CHALLENGE:
Filter the records for lines holding the string "Manba".

Data extracted from a collection:
§
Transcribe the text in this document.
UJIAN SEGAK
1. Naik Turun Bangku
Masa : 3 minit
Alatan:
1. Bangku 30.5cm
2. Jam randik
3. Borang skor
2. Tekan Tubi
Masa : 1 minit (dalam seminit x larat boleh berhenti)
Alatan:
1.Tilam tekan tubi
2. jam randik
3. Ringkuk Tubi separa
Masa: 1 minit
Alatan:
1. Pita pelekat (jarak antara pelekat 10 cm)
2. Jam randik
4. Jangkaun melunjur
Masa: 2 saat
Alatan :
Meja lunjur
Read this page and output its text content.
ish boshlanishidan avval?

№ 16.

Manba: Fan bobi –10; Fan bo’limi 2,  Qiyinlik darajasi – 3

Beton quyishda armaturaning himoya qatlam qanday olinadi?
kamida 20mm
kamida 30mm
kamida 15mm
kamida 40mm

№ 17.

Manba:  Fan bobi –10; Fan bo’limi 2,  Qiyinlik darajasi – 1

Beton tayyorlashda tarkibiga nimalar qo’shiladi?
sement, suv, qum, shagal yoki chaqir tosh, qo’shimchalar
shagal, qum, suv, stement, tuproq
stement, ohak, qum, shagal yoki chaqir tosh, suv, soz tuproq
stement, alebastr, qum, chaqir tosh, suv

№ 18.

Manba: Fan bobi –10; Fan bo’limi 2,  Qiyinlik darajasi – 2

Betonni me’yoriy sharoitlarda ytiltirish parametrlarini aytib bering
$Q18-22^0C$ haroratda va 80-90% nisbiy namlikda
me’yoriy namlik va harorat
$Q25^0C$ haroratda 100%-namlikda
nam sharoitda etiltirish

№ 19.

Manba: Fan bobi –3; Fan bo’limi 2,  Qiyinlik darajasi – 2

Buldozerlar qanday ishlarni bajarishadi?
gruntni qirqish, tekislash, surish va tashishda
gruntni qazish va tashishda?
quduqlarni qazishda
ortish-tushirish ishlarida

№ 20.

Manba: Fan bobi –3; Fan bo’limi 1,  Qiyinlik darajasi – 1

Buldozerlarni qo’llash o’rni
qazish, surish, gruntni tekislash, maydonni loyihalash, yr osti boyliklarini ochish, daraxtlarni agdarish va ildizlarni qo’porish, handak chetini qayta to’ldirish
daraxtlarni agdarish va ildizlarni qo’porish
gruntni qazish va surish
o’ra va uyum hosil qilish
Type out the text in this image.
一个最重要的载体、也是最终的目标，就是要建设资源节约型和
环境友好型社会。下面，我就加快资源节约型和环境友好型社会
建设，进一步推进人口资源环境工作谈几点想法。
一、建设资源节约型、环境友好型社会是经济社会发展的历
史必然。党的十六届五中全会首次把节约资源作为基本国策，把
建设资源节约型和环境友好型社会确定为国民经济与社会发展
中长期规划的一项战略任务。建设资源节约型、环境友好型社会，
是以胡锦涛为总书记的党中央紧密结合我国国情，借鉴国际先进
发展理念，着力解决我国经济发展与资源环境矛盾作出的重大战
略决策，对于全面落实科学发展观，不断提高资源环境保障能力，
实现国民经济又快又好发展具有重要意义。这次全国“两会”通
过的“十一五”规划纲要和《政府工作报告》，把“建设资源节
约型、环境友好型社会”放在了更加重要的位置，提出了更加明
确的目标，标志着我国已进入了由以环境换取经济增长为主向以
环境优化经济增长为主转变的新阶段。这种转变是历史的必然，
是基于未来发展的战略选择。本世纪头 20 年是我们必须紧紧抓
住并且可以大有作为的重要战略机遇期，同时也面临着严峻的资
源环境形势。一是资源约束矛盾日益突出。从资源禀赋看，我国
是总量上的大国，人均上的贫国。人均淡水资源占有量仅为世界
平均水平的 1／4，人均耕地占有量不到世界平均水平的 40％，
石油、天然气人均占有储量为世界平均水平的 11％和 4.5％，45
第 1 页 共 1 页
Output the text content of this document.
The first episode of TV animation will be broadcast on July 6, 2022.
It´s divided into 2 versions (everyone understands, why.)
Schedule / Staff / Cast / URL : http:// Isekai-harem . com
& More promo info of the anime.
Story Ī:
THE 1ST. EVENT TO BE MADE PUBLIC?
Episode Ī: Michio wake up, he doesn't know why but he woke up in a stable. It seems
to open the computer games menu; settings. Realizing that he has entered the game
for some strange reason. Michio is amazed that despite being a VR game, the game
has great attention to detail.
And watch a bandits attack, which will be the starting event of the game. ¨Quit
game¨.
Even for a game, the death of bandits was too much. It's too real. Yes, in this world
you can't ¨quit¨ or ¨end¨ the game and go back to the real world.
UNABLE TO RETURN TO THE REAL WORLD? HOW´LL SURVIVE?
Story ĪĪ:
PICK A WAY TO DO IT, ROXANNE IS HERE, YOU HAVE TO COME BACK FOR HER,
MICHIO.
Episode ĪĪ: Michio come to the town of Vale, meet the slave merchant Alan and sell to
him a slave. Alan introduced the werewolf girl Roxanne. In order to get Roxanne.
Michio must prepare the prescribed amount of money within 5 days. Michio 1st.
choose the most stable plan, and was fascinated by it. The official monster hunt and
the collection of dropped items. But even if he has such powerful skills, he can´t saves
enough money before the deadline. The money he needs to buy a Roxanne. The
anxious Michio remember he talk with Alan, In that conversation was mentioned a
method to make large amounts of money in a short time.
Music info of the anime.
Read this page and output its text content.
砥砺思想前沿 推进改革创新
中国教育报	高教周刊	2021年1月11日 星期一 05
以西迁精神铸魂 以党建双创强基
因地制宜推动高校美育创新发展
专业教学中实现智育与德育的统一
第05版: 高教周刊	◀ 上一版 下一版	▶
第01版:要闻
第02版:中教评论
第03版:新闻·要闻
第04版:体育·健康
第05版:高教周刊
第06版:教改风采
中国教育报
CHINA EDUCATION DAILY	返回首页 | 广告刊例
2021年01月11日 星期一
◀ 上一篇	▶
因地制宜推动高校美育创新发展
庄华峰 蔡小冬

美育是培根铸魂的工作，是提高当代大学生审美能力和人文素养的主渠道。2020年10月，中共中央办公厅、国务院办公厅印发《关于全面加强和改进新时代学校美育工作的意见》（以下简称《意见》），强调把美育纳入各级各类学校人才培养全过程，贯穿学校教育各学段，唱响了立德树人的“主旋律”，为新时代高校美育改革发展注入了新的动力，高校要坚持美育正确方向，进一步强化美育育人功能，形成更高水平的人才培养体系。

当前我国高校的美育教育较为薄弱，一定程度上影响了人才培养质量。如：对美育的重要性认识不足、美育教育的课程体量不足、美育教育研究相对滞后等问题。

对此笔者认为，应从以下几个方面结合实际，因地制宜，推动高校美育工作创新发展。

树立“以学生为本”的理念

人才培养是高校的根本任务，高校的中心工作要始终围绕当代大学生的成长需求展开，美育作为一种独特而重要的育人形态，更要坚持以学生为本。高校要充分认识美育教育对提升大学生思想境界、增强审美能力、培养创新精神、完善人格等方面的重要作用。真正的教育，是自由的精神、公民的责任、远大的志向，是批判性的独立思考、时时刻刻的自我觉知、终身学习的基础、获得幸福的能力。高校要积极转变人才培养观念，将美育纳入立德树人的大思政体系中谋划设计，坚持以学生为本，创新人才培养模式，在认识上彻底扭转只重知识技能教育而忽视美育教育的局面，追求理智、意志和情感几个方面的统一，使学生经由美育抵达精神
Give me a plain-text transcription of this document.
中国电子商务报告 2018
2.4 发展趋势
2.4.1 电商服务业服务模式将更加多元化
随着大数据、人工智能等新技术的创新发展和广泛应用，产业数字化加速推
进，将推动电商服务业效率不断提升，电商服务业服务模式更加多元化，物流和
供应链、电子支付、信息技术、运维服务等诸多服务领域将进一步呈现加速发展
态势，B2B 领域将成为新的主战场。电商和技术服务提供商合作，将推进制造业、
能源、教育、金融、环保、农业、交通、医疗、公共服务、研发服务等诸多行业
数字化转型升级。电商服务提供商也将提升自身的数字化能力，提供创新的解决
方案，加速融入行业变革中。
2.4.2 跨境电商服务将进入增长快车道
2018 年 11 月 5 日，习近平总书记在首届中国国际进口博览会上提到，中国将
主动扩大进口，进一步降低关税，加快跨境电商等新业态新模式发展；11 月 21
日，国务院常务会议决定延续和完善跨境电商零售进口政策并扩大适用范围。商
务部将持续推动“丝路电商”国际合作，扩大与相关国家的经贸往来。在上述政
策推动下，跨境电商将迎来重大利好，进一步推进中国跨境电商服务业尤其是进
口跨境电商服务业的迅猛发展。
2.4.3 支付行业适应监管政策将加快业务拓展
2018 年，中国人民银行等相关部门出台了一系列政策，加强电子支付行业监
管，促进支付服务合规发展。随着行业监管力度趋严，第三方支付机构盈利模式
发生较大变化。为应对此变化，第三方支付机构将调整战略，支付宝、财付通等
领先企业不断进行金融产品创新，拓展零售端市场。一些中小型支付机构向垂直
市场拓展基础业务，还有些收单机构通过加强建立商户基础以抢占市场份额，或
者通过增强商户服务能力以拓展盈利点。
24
§
WRITTEN SOLUTION:
Manba: Fan bobi –10; Fan bo’limi 2,  Qiyinlik darajasi – 3
Manba:  Fan bobi –10; Fan bo’limi 2,  Qiyinlik darajasi – 1
Manba: Fan bobi –10; Fan bo’limi 2,  Qiyinlik darajasi – 2
Manba: Fan bobi –3; Fan bo’limi 2,  Qiyinlik darajasi – 2
Manba: Fan bobi –3; Fan bo’limi 1,  Qiyinlik darajasi – 1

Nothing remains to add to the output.